*** SELECTION ***

Intel-GFX Archive on lore.kernel.org
 help / color / mirror / Atom feed
From: Tvrtko Ursulin <tvrtko.ursulin@linux.intel.com>
To: John Harrison <john.c.harrison@intel.com>,
	"Belgaumkar, Vinay" <vinay.belgaumkar@intel.com>,
	intel-gfx@lists.freedesktop.org, dri-devel@lists.freedesktop.org
Subject: Re: [Intel-gfx] [PATCH] drm/i915/guc/slpc: Use non-blocking H2G for waitboost
Date: Fri, 6 May 2022 08:18:49 +0100	[thread overview]
Message-ID: <1d15f38e-c3d8-a521-4a15-50341dae5000@linux.intel.com> (raw)
In-Reply-To: <032467b7-8794-882a-e45f-6e9d85a716df@intel.com>


On 05/05/2022 19:36, John Harrison wrote:
> On 5/5/2022 10:21, Belgaumkar, Vinay wrote:
>> On 5/5/2022 5:13 AM, Tvrtko Ursulin wrote:
>>> On 05/05/2022 06:40, Vinay Belgaumkar wrote:
>>>> SLPC min/max frequency updates require H2G calls. We are seeing
>>>> timeouts when GuC channel is backed up and it is unable to respond
>>>> in a timely fashion causing warnings and affecting CI.
>>>
>>> Is it the "Unable to force min freq" error? Do you have a link to the 
>>> GitLab issue to add to commit message?
>> We don't have a specific error for this one, but have seen similar 
>> issues with other H2G which are blocking.
>>>
>>>> This is seen when waitboosting happens during a stress test.
>>>> this patch updates the waitboost path to use a non-blocking
>>>> H2G call instead, which returns as soon as the message is
>>>> successfully transmitted.

*** INFORMATION PROVIDED ***

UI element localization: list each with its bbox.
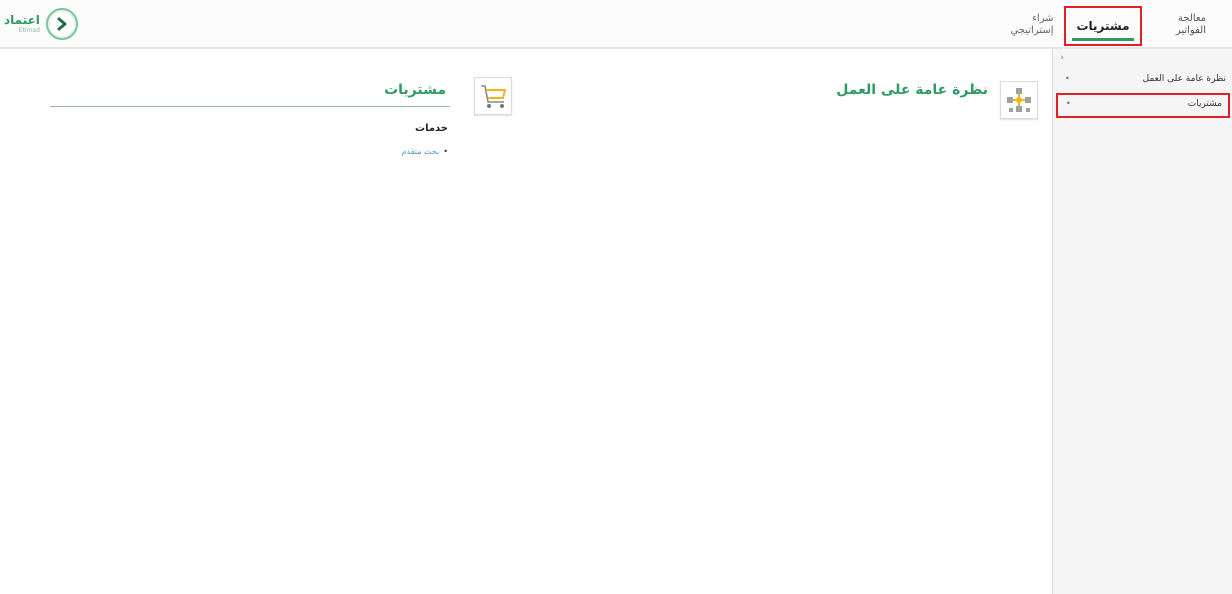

***

*WORK TO DO:*
1. According to the mailing-list message, when does the non-blocking H2G call return?
2. List every email address in the To line of the mailing-list message.
3. Extend the mailing-list message about the waitboost patch, picking up right after its last sentence.

*THE ANSWERS:*
1. It returns as soon as the message is successfully transmitted.

2. john.c.harrison@intel.com, vinay.belgaumkar@intel.com, intel-gfx@lists.freedesktop.org, dri-devel@lists.freedesktop.org

3.
>>>
>>> AFAIU with this approach, when CT channel is congested, you instead 
>>> achieve silent dropping of the waitboost request, right?
>> We are hoping it makes it, but just not waiting for it to complete.
> We are not 'hoping it makes it'. We know for a fact that it will make 
> it. We just don't know when. The issue is not about whether the 
> waitboost request itself gets dropped/lost it is about the ack that 
> comes back. The GuC will process the message and it will send an ack. 
> It's just a question of whether the i915 driver has given up waiting for 
> it yet. And if it has, then you get the initial 'timed out waiting for 
> ack' followed by a later 'got unexpected ack' message.
> 
> Whereas, if we make the call asynchronous, there is no ack. i915 doesn't 
> bother waiting and it won't get surprised later.
> 
> Also, note that this is only an issue when GuC itself is backed up. 
> Normally that requires the creation/destruction of large numbers of 
> contexts in rapid succession (context management is about the slowest 
> thing we do with GuC). Some of the IGTs and selftests do that with 
> thousands of contexts all at once. Those are generally where we see this 
> kind of problem. It would be highly unlikely (but not impossible) to hit 
> it in real world usage.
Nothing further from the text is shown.